_Given exercise:_
Reproduce the listing below without any change.
+===+
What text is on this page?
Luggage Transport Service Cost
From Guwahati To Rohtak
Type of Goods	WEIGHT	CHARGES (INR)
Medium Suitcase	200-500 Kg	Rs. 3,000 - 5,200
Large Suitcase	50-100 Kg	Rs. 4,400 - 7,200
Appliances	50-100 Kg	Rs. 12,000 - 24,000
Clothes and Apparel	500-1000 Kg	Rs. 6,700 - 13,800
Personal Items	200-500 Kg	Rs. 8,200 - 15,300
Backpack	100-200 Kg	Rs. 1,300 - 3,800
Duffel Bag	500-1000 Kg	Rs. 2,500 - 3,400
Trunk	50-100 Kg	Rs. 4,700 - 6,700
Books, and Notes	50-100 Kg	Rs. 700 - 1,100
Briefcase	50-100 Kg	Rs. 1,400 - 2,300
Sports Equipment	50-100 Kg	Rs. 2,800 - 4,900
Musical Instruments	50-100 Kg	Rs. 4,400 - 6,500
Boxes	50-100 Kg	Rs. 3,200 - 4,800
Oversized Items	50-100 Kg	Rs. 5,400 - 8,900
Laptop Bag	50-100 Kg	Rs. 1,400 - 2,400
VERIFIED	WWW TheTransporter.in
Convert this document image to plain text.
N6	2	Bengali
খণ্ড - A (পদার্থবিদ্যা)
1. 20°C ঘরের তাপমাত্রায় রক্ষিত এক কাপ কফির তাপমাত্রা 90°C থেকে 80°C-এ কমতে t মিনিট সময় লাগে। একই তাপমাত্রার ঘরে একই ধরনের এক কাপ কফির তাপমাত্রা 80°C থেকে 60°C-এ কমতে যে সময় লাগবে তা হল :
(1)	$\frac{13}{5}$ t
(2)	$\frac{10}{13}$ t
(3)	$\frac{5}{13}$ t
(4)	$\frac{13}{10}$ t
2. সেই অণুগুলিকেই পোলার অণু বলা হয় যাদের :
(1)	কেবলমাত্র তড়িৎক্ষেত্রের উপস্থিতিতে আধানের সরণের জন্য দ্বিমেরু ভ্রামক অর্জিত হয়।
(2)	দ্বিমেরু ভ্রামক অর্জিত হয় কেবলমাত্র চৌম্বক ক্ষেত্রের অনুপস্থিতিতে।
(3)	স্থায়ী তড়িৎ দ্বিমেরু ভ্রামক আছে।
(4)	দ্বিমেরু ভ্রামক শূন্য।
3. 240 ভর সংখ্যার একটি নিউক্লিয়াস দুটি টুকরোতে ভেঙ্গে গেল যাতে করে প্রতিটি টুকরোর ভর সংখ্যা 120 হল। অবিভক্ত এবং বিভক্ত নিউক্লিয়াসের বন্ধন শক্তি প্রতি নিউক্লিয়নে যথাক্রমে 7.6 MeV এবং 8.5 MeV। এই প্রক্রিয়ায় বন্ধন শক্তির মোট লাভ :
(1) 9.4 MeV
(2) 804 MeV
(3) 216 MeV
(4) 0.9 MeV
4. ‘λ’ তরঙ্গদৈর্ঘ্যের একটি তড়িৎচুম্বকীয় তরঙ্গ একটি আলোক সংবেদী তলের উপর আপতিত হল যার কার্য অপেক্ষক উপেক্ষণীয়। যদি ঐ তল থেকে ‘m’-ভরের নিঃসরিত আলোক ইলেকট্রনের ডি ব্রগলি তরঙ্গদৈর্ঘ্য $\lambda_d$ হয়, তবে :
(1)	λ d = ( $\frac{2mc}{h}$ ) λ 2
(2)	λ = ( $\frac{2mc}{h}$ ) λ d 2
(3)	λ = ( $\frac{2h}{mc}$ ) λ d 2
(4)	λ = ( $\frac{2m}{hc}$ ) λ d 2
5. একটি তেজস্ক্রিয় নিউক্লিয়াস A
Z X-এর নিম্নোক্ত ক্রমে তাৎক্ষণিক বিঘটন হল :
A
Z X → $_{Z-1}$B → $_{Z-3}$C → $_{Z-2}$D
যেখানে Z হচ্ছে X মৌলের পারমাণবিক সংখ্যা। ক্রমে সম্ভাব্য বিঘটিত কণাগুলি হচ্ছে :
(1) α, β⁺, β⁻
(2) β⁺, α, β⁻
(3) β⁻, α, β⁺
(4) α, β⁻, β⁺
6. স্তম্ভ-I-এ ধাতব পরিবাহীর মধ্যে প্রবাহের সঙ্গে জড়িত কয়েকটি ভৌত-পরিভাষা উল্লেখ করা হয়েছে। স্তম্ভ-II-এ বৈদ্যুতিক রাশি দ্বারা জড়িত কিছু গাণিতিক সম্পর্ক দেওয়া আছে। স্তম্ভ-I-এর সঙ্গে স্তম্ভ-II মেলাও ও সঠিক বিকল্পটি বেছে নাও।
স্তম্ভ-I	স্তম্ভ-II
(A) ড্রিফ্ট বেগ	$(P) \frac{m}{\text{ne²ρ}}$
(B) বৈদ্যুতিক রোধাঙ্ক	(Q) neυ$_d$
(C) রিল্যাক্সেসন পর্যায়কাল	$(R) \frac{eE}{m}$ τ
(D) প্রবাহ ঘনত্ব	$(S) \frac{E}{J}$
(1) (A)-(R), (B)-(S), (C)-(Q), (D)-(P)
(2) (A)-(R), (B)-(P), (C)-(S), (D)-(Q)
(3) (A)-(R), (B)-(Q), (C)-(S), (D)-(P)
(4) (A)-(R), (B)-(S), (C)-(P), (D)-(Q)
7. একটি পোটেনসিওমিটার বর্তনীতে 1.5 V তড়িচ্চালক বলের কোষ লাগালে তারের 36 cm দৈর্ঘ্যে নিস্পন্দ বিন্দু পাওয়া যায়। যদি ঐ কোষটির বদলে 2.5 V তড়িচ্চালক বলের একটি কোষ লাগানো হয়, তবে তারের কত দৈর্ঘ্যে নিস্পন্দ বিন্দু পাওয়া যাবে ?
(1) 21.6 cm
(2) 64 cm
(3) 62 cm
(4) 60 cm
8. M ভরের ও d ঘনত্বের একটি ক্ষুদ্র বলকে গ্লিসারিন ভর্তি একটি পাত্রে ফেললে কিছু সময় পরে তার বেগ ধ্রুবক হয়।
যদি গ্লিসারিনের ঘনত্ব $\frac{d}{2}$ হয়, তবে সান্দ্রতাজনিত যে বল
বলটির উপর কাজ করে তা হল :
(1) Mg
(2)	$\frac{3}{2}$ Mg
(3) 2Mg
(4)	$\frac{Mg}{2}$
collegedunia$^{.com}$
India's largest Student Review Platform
+===+
_Right answer:_
What text is on this page?
Luggage Transport Service Cost
From Guwahati To Rohtak
Type of Goods	WEIGHT	CHARGES (INR)
Medium Suitcase	200-500 Kg	Rs. 3,000 - 5,200
Large Suitcase	50-100 Kg	Rs. 4,400 - 7,200
Appliances	50-100 Kg	Rs. 12,000 - 24,000
Clothes and Apparel	500-1000 Kg	Rs. 6,700 - 13,800
Personal Items	200-500 Kg	Rs. 8,200 - 15,300
Backpack	100-200 Kg	Rs. 1,300 - 3,800
Duffel Bag	500-1000 Kg	Rs. 2,500 - 3,400
Trunk	50-100 Kg	Rs. 4,700 - 6,700
Books, and Notes	50-100 Kg	Rs. 700 - 1,100
Briefcase	50-100 Kg	Rs. 1,400 - 2,300
Sports Equipment	50-100 Kg	Rs. 2,800 - 4,900
Musical Instruments	50-100 Kg	Rs. 4,400 - 6,500
Boxes	50-100 Kg	Rs. 3,200 - 4,800
Oversized Items	50-100 Kg	Rs. 5,400 - 8,900
Laptop Bag	50-100 Kg	Rs. 1,400 - 2,400
VERIFIED	WWW TheTransporter.in
Convert this document image to plain text.
N6	2	Bengali
খণ্ড - A (পদার্থবিদ্যা)
1. 20°C ঘরের তাপমাত্রায় রক্ষিত এক কাপ কফির তাপমাত্রা 90°C থেকে 80°C-এ কমতে t মিনিট সময় লাগে। একই তাপমাত্রার ঘরে একই ধরনের এক কাপ কফির তাপমাত্রা 80°C থেকে 60°C-এ কমতে যে সময় লাগবে তা হল :
(1)	$\frac{13}{5}$ t
(2)	$\frac{10}{13}$ t
(3)	$\frac{5}{13}$ t
(4)	$\frac{13}{10}$ t
2. সেই অণুগুলিকেই পোলার অণু বলা হয় যাদের :
(1)	কেবলমাত্র তড়িৎক্ষেত্রের উপস্থিতিতে আধানের সরণের জন্য দ্বিমেরু ভ্রামক অর্জিত হয়।
(2)	দ্বিমেরু ভ্রামক অর্জিত হয় কেবলমাত্র চৌম্বক ক্ষেত্রের অনুপস্থিতিতে।
(3)	স্থায়ী তড়িৎ দ্বিমেরু ভ্রামক আছে।
(4)	দ্বিমেরু ভ্রামক শূন্য।
3. 240 ভর সংখ্যার একটি নিউক্লিয়াস দুটি টুকরোতে ভেঙ্গে গেল যাতে করে প্রতিটি টুকরোর ভর সংখ্যা 120 হল। অবিভক্ত এবং বিভক্ত নিউক্লিয়াসের বন্ধন শক্তি প্রতি নিউক্লিয়নে যথাক্রমে 7.6 MeV এবং 8.5 MeV। এই প্রক্রিয়ায় বন্ধন শক্তির মোট লাভ :
(1) 9.4 MeV
(2) 804 MeV
(3) 216 MeV
(4) 0.9 MeV
4. ‘λ’ তরঙ্গদৈর্ঘ্যের একটি তড়িৎচুম্বকীয় তরঙ্গ একটি আলোক সংবেদী তলের উপর আপতিত হল যার কার্য অপেক্ষক উপেক্ষণীয়। যদি ঐ তল থেকে ‘m’-ভরের নিঃসরিত আলোক ইলেকট্রনের ডি ব্রগলি তরঙ্গদৈর্ঘ্য $\lambda_d$ হয়, তবে :
(1)	λ d = ( $\frac{2mc}{h}$ ) λ 2
(2)	λ = ( $\frac{2mc}{h}$ ) λ d 2
(3)	λ = ( $\frac{2h}{mc}$ ) λ d 2
(4)	λ = ( $\frac{2m}{hc}$ ) λ d 2
5. একটি তেজস্ক্রিয় নিউক্লিয়াস A
Z X-এর নিম্নোক্ত ক্রমে তাৎক্ষণিক বিঘটন হল :
A
Z X → $_{Z-1}$B → $_{Z-3}$C → $_{Z-2}$D
যেখানে Z হচ্ছে X মৌলের পারমাণবিক সংখ্যা। ক্রমে সম্ভাব্য বিঘটিত কণাগুলি হচ্ছে :
(1) α, β⁺, β⁻
(2) β⁺, α, β⁻
(3) β⁻, α, β⁺
(4) α, β⁻, β⁺
6. স্তম্ভ-I-এ ধাতব পরিবাহীর মধ্যে প্রবাহের সঙ্গে জড়িত কয়েকটি ভৌত-পরিভাষা উল্লেখ করা হয়েছে। স্তম্ভ-II-এ বৈদ্যুতিক রাশি দ্বারা জড়িত কিছু গাণিতিক সম্পর্ক দেওয়া আছে। স্তম্ভ-I-এর সঙ্গে স্তম্ভ-II মেলাও ও সঠিক বিকল্পটি বেছে নাও।
স্তম্ভ-I	স্তম্ভ-II
(A) ড্রিফ্ট বেগ	$(P) \frac{m}{\text{ne²ρ}}$
(B) বৈদ্যুতিক রোধাঙ্ক	(Q) neυ$_d$
(C) রিল্যাক্সেসন পর্যায়কাল	$(R) \frac{eE}{m}$ τ
(D) প্রবাহ ঘনত্ব	$(S) \frac{E}{J}$
(1) (A)-(R), (B)-(S), (C)-(Q), (D)-(P)
(2) (A)-(R), (B)-(P), (C)-(S), (D)-(Q)
(3) (A)-(R), (B)-(Q), (C)-(S), (D)-(P)
(4) (A)-(R), (B)-(S), (C)-(P), (D)-(Q)
7. একটি পোটেনসিওমিটার বর্তনীতে 1.5 V তড়িচ্চালক বলের কোষ লাগালে তারের 36 cm দৈর্ঘ্যে নিস্পন্দ বিন্দু পাওয়া যায়। যদি ঐ কোষটির বদলে 2.5 V তড়িচ্চালক বলের একটি কোষ লাগানো হয়, তবে তারের কত দৈর্ঘ্যে নিস্পন্দ বিন্দু পাওয়া যাবে ?
(1) 21.6 cm
(2) 64 cm
(3) 62 cm
(4) 60 cm
8. M ভরের ও d ঘনত্বের একটি ক্ষুদ্র বলকে গ্লিসারিন ভর্তি একটি পাত্রে ফেললে কিছু সময় পরে তার বেগ ধ্রুবক হয়।
যদি গ্লিসারিনের ঘনত্ব $\frac{d}{2}$ হয়, তবে সান্দ্রতাজনিত যে বল
বলটির উপর কাজ করে তা হল :
(1) Mg
(2)	$\frac{3}{2}$ Mg
(3) 2Mg
(4)	$\frac{Mg}{2}$
collegedunia$^{.com}$
India's largest Student Review Platform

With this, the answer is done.